**Stated goal**
Below is a block of records; repeat all of them exactly.

** START OF Given records **

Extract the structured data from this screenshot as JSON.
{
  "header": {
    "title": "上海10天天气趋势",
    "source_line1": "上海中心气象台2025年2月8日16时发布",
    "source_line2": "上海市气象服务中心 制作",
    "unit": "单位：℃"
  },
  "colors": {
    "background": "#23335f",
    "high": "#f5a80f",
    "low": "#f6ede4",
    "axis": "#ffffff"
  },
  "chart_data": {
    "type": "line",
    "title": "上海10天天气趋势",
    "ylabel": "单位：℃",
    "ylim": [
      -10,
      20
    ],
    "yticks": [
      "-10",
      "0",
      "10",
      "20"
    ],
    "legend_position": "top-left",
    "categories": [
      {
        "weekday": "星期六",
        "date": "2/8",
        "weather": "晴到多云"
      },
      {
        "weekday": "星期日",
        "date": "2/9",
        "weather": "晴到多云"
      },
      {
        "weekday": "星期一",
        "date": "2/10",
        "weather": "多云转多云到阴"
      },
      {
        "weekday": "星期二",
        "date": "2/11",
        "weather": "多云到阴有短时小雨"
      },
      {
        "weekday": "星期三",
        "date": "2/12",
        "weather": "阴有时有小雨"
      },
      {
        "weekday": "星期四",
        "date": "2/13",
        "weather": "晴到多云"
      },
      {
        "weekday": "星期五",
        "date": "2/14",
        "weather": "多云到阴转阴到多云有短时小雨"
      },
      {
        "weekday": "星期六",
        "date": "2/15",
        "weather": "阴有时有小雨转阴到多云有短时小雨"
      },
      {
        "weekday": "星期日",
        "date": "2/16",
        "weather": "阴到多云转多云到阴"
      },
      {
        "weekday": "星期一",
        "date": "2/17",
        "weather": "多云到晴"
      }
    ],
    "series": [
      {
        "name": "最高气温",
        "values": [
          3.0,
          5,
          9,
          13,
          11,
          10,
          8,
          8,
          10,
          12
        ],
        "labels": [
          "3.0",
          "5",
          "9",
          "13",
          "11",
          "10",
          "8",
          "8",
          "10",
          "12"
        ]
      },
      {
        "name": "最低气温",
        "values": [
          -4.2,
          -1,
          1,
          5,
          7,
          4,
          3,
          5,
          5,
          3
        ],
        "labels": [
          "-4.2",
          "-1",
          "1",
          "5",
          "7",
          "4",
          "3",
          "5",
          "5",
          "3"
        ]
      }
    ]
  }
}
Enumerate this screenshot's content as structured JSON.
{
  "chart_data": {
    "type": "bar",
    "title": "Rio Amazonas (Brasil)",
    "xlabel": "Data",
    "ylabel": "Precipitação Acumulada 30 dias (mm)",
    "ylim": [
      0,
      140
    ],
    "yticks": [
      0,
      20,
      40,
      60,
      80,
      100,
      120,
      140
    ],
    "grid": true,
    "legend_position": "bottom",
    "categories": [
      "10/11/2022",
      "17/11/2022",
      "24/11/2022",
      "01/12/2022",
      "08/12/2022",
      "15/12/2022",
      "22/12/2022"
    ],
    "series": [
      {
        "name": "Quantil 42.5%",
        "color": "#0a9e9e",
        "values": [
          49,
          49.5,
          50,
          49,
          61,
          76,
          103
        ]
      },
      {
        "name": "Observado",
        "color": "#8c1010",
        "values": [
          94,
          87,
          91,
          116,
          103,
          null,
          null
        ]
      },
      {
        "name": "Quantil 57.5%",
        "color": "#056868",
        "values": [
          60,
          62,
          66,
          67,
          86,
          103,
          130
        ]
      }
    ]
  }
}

** END OF Given records **

**Output**
Extract the structured data from this screenshot as JSON.
{
  "header": {
    "title": "上海10天天气趋势",
    "source_line1": "上海中心气象台2025年2月8日16时发布",
    "source_line2": "上海市气象服务中心 制作",
    "unit": "单位：℃"
  },
  "colors": {
    "background": "#23335f",
    "high": "#f5a80f",
    "low": "#f6ede4",
    "axis": "#ffffff"
  },
  "chart_data": {
    "type": "line",
    "title": "上海10天天气趋势",
    "ylabel": "单位：℃",
    "ylim": [
      -10,
      20
    ],
    "yticks": [
      "-10",
      "0",
      "10",
      "20"
    ],
    "legend_position": "top-left",
    "categories": [
      {
        "weekday": "星期六",
        "date": "2/8",
        "weather": "晴到多云"
      },
      {
        "weekday": "星期日",
        "date": "2/9",
        "weather": "晴到多云"
      },
      {
        "weekday": "星期一",
        "date": "2/10",
        "weather": "多云转多云到阴"
      },
      {
        "weekday": "星期二",
        "date": "2/11",
        "weather": "多云到阴有短时小雨"
      },
      {
        "weekday": "星期三",
        "date": "2/12",
        "weather": "阴有时有小雨"
      },
      {
        "weekday": "星期四",
        "date": "2/13",
        "weather": "晴到多云"
      },
      {
        "weekday": "星期五",
        "date": "2/14",
        "weather": "多云到阴转阴到多云有短时小雨"
      },
      {
        "weekday": "星期六",
        "date": "2/15",
        "weather": "阴有时有小雨转阴到多云有短时小雨"
      },
      {
        "weekday": "星期日",
        "date": "2/16",
        "weather": "阴到多云转多云到阴"
      },
      {
        "weekday": "星期一",
        "date": "2/17",
        "weather": "多云到晴"
      }
    ],
    "series": [
      {
        "name": "最高气温",
        "values": [
          3.0,
          5,
          9,
          13,
          11,
          10,
          8,
          8,
          10,
          12
        ],
        "labels": [
          "3.0",
          "5",
          "9",
          "13",
          "11",
          "10",
          "8",
          "8",
          "10",
          "12"
        ]
      },
      {
        "name": "最低气温",
        "values": [
          -4.2,
          -1,
          1,
          5,
          7,
          4,
          3,
          5,
          5,
          3
        ],
        "labels": [
          "-4.2",
          "-1",
          "1",
          "5",
          "7",
          "4",
          "3",
          "5",
          "5",
          "3"
        ]
      }
    ]
  }
}
Enumerate this screenshot's content as structured JSON.
{
  "chart_data": {
    "type": "bar",
    "title": "Rio Amazonas (Brasil)",
    "xlabel": "Data",
    "ylabel": "Precipitação Acumulada 30 dias (mm)",
    "ylim": [
      0,
      140
    ],
    "yticks": [
      0,
      20,
      40,
      60,
      80,
      100,
      120,
      140
    ],
    "grid": true,
    "legend_position": "bottom",
    "categories": [
      "10/11/2022",
      "17/11/2022",
      "24/11/2022",
      "01/12/2022",
      "08/12/2022",
      "15/12/2022",
      "22/12/2022"
    ],
    "series": [
      {
        "name": "Quantil 42.5%",
        "color": "#0a9e9e",
        "values": [
          49,
          49.5,
          50,
          49,
          61,
          76,
          103
        ]
      },
      {
        "name": "Observado",
        "color": "#8c1010",
        "values": [
          94,
          87,
          91,
          116,
          103,
          null,
          null
        ]
      },
      {
        "name": "Quantil 57.5%",
        "color": "#056868",
        "values": [
          60,
          62,
          66,
          67,
          86,
          103,
          130
        ]
      }
    ]
  }
}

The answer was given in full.